◆ Given task 1
In the records below, update the part that opens with their first line and closes with the line containing "bar-series-swatch xyxy=(120,444,158,458)" by replacing "right-axis-tick" with "secondary-axis-tick" and keeping everything else unchanged. Give back only those lines.

◆ Source document
^^^^^^^^

Moments after the speech, the founder of the Simon Wiesenthal Center, Rabbi Marvin Hier, delivered a benediction in which he said, “Bless President Donald J. Trump and America and our great nation.
“By the rivers of Babylon we wept as we remembered Zion. If I forget thee, O Jerusalem, let my right hand forget her cunning,” said Rabbi Hier, quoting Psalms 137.
On Sunday evening, Israeli Prime Minister Benjamin Netanyahu spoke by phone to President Trump in what was described by the Prime Minister’s Office as a “very warm conversation,” as was reported by the World Israel News web site.
Netanyahu expressed his desire to work closely with the American leader and to forge a common vision to advance peace and security in the region, “with no daylight between the United States and Israel,” the PMO said.
WIN also reported that the discussion was focused on the Iran nuclear deal and a resumption of the Israeli-Palestinian peace process, among other issues.
Trump “affirmed his unprecedented commitment to Israel’s security and stressed that countering ISIL and other radical Islamic terrorist groups will be a priority for his Administration,” the statement said, using the alternative acronym for the Islamic State (ISIS) jihadist group.” according to a White House statement.
“The President emphasized that peace between Israel and the Palestinians can only be negotiated directly between the two parties, and that the United States will work closely with Israel to make progress towards that goal.”
Moreover, the statement said that Trump invited Netanyahu to visit the White House in early February, making him one of the first foreign leaders invited to 1600 Pennsylvania Ave. under the new administration.
Over the weekend, Israel announced plans to build nearly 600 Jewish homes in East Jerusalem, with Netanyahu pledging “unrestricted” building in East Jerusalem soon.
“The rules of the game have changed with Donald Trump’s arrival as president,” Meir Turgeman, Jerusalem’s deputy mayor, said on Sunday.

^^^^^^^^

◆ Provided records
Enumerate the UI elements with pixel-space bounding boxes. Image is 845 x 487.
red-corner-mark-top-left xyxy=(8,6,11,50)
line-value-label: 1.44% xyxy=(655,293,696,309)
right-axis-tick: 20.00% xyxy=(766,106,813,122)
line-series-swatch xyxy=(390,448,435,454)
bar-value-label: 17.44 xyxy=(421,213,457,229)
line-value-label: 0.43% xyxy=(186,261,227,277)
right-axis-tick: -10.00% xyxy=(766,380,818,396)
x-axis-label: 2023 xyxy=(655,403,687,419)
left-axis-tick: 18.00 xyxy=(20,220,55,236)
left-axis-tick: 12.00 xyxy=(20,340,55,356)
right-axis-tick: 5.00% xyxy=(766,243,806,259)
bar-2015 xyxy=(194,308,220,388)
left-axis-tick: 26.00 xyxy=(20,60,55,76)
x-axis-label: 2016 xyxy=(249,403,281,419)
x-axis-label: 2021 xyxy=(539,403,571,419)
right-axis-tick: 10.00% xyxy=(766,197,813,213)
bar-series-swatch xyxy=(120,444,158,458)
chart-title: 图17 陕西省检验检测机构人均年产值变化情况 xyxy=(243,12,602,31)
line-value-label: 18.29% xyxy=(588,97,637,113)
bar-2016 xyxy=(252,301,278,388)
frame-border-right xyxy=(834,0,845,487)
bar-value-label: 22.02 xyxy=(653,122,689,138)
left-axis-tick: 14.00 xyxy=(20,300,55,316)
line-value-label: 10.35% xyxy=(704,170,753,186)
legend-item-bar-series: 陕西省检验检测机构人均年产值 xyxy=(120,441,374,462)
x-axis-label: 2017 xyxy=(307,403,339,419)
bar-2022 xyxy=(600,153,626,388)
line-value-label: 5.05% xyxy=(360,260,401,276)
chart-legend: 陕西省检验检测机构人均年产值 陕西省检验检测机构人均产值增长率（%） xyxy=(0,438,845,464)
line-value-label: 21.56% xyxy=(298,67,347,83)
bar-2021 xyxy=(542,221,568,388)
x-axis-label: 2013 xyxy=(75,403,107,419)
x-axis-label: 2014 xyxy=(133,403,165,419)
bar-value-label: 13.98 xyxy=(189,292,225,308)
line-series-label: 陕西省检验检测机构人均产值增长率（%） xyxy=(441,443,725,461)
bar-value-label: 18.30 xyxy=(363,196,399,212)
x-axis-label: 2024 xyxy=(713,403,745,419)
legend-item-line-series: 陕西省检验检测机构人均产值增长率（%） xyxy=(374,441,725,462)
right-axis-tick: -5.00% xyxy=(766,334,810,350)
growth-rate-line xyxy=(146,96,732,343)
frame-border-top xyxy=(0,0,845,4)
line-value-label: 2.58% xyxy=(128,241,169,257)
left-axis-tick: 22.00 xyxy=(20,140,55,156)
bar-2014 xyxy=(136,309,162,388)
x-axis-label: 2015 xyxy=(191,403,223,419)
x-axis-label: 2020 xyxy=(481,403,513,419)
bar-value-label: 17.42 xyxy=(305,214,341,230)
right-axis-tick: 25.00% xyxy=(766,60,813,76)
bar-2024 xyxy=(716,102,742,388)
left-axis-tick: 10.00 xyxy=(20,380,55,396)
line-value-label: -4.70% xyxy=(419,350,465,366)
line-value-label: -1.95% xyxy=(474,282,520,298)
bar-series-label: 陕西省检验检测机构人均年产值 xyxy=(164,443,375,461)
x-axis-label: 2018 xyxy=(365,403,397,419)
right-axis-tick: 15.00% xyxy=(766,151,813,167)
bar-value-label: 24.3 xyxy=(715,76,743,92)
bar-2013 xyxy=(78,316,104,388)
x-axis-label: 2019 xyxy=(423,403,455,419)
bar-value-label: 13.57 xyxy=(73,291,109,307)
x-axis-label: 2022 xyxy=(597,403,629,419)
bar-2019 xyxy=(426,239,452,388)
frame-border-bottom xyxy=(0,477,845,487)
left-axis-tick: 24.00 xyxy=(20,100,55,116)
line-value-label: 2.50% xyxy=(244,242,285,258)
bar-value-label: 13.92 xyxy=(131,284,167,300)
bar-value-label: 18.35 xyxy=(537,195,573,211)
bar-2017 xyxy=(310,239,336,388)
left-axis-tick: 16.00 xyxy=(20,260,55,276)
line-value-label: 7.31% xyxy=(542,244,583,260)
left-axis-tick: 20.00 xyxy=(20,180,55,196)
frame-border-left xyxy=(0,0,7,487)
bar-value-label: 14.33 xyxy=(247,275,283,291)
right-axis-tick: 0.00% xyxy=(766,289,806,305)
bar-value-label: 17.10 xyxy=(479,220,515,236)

^^^^^^^^

◆ Given task 2
Print, word for word, the part of the news passage above that opens with the words "WIN also reported" and closes with "White House statement.".

◆ Complete output 1
Enumerate the UI elements with pixel-space bounding boxes. Image is 845 x 487.
red-corner-mark-top-left xyxy=(8,6,11,50)
line-value-label: 1.44% xyxy=(655,293,696,309)
secondary-axis-tick: 20.00% xyxy=(766,106,813,122)
line-series-swatch xyxy=(390,448,435,454)
bar-value-label: 17.44 xyxy=(421,213,457,229)
line-value-label: 0.43% xyxy=(186,261,227,277)
secondary-axis-tick: -10.00% xyxy=(766,380,818,396)
x-axis-label: 2023 xyxy=(655,403,687,419)
left-axis-tick: 18.00 xyxy=(20,220,55,236)
left-axis-tick: 12.00 xyxy=(20,340,55,356)
secondary-axis-tick: 5.00% xyxy=(766,243,806,259)
bar-2015 xyxy=(194,308,220,388)
left-axis-tick: 26.00 xyxy=(20,60,55,76)
x-axis-label: 2016 xyxy=(249,403,281,419)
x-axis-label: 2021 xyxy=(539,403,571,419)
secondary-axis-tick: 10.00% xyxy=(766,197,813,213)
bar-series-swatch xyxy=(120,444,158,458)

◆ Complete output 2
WIN also reported that the discussion was focused on the Iran nuclear deal and a resumption of the Israeli-Palestinian peace process, among other issues.
Trump “affirmed his unprecedented commitment to Israel’s security and stressed that countering ISIL and other radical Islamic terrorist groups will be a priority for his Administration,” the statement said, using the alternative acronym for the Islamic State (ISIS) jihadist group.” according to a White House statement.